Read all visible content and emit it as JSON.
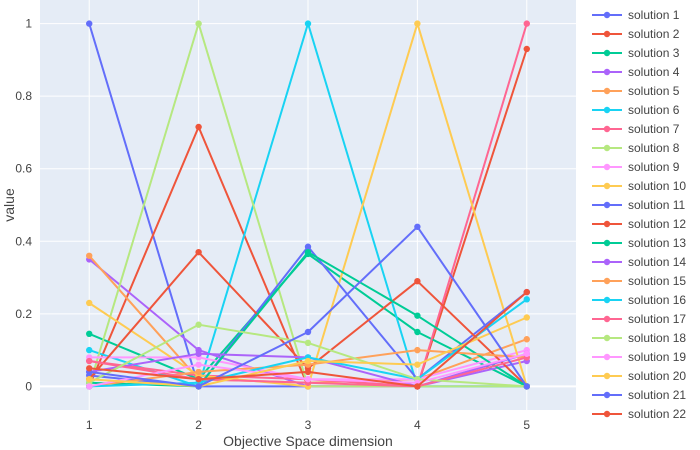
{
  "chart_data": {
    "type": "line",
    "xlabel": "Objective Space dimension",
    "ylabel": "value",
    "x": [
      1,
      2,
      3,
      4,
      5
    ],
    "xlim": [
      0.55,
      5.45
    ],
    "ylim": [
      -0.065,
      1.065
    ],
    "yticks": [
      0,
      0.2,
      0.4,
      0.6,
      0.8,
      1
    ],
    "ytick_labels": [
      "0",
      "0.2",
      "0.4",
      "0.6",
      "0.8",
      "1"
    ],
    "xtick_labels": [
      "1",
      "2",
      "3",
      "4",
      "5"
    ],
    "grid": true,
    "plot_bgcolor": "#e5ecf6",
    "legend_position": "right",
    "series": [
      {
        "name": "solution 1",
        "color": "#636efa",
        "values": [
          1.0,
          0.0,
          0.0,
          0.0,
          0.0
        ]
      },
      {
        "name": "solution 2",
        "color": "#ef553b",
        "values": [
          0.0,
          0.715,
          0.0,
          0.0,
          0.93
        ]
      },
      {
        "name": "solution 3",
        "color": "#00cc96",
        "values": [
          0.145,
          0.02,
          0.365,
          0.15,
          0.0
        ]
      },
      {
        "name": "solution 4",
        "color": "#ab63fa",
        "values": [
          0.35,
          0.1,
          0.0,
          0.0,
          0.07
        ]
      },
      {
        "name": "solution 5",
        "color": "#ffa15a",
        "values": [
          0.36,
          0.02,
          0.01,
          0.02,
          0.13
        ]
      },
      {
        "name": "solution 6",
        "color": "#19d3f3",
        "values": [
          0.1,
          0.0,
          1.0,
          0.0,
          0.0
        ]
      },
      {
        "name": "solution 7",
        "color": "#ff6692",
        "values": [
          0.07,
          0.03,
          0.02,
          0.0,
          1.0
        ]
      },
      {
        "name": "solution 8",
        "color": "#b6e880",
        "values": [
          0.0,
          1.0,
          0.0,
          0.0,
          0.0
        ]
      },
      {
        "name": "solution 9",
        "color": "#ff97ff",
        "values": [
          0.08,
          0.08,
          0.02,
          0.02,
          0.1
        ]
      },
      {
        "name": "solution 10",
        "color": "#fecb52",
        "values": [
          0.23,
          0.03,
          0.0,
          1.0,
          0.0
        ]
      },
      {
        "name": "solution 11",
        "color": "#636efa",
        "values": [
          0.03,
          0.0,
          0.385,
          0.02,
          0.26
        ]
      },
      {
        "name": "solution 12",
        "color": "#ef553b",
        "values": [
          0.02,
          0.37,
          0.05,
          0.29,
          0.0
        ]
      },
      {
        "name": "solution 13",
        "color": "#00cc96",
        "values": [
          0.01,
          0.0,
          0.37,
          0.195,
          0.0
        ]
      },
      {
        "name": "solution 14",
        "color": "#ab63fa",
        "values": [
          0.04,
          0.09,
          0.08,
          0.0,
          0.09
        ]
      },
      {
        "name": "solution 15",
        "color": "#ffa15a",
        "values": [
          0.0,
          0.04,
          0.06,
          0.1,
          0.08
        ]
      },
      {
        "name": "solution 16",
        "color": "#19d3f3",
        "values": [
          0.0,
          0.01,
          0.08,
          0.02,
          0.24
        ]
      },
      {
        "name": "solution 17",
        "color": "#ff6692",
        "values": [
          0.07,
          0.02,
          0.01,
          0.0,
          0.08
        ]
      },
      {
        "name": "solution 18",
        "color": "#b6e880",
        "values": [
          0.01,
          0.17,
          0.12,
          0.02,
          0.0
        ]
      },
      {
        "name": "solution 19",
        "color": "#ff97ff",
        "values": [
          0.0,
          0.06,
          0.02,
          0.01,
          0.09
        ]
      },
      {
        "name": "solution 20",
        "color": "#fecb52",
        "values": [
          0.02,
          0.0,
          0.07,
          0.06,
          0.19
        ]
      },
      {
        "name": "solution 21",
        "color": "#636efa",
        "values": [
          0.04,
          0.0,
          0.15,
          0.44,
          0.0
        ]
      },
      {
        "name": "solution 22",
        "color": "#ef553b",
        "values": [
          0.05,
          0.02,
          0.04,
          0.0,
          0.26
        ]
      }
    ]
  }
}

- Given problem:
All the records need to be repeated exactly, with the images dropped.

- Finished answer:
Read all visible content and emit it as JSON.
{
  "chart_data": {
    "type": "line",
    "xlabel": "Objective Space dimension",
    "ylabel": "value",
    "x": [
      1,
      2,
      3,
      4,
      5
    ],
    "xlim": [
      0.55,
      5.45
    ],
    "ylim": [
      -0.065,
      1.065
    ],
    "yticks": [
      0,
      0.2,
      0.4,
      0.6,
      0.8,
      1
    ],
    "ytick_labels": [
      "0",
      "0.2",
      "0.4",
      "0.6",
      "0.8",
      "1"
    ],
    "xtick_labels": [
      "1",
      "2",
      "3",
      "4",
      "5"
    ],
    "grid": true,
    "plot_bgcolor": "#e5ecf6",
    "legend_position": "right",
    "series": [
      {
        "name": "solution 1",
        "color": "#636efa",
        "values": [
          1.0,
          0.0,
          0.0,
          0.0,
          0.0
        ]
      },
      {
        "name": "solution 2",
        "color": "#ef553b",
        "values": [
          0.0,
          0.715,
          0.0,
          0.0,
          0.93
        ]
      },
      {
        "name": "solution 3",
        "color": "#00cc96",
        "values": [
          0.145,
          0.02,
          0.365,
          0.15,
          0.0
        ]
      },
      {
        "name": "solution 4",
        "color": "#ab63fa",
        "values": [
          0.35,
          0.1,
          0.0,
          0.0,
          0.07
        ]
      },
      {
        "name": "solution 5",
        "color": "#ffa15a",
        "values": [
          0.36,
          0.02,
          0.01,
          0.02,
          0.13
        ]
      },
      {
        "name": "solution 6",
        "color": "#19d3f3",
        "values": [
          0.1,
          0.0,
          1.0,
          0.0,
          0.0
        ]
      },
      {
        "name": "solution 7",
        "color": "#ff6692",
        "values": [
          0.07,
          0.03,
          0.02,
          0.0,
          1.0
        ]
      },
      {
        "name": "solution 8",
        "color": "#b6e880",
        "values": [
          0.0,
          1.0,
          0.0,
          0.0,
          0.0
        ]
      },
      {
        "name": "solution 9",
        "color": "#ff97ff",
        "values": [
          0.08,
          0.08,
          0.02,
          0.02,
          0.1
        ]
      },
      {
        "name": "solution 10",
        "color": "#fecb52",
        "values": [
          0.23,
          0.03,
          0.0,
          1.0,
          0.0
        ]
      },
      {
        "name": "solution 11",
        "color": "#636efa",
        "values": [
          0.03,
          0.0,
          0.385,
          0.02,
          0.26
        ]
      },
      {
        "name": "solution 12",
        "color": "#ef553b",
        "values": [
          0.02,
          0.37,
          0.05,
          0.29,
          0.0
        ]
      },
      {
        "name": "solution 13",
        "color": "#00cc96",
        "values": [
          0.01,
          0.0,
          0.37,
          0.195,
          0.0
        ]
      },
      {
        "name": "solution 14",
        "color": "#ab63fa",
        "values": [
          0.04,
          0.09,
          0.08,
          0.0,
          0.09
        ]
      },
      {
        "name": "solution 15",
        "color": "#ffa15a",
        "values": [
          0.0,
          0.04,
          0.06,
          0.1,
          0.08
        ]
      },
      {
        "name": "solution 16",
        "color": "#19d3f3",
        "values": [
          0.0,
          0.01,
          0.08,
          0.02,
          0.24
        ]
      },
      {
        "name": "solution 17",
        "color": "#ff6692",
        "values": [
          0.07,
          0.02,
          0.01,
          0.0,
          0.08
        ]
      },
      {
        "name": "solution 18",
        "color": "#b6e880",
        "values": [
          0.01,
          0.17,
          0.12,
          0.02,
          0.0
        ]
      },
      {
        "name": "solution 19",
        "color": "#ff97ff",
        "values": [
          0.0,
          0.06,
          0.02,
          0.01,
          0.09
        ]
      },
      {
        "name": "solution 20",
        "color": "#fecb52",
        "values": [
          0.02,
          0.0,
          0.07,
          0.06,
          0.19
        ]
      },
      {
        "name": "solution 21",
        "color": "#636efa",
        "values": [
          0.04,
          0.0,
          0.15,
          0.44,
          0.0
        ]
      },
      {
        "name": "solution 22",
        "color": "#ef553b",
        "values": [
          0.05,
          0.02,
          0.04,
          0.0,
          0.26
        ]
      }
    ]
  }
}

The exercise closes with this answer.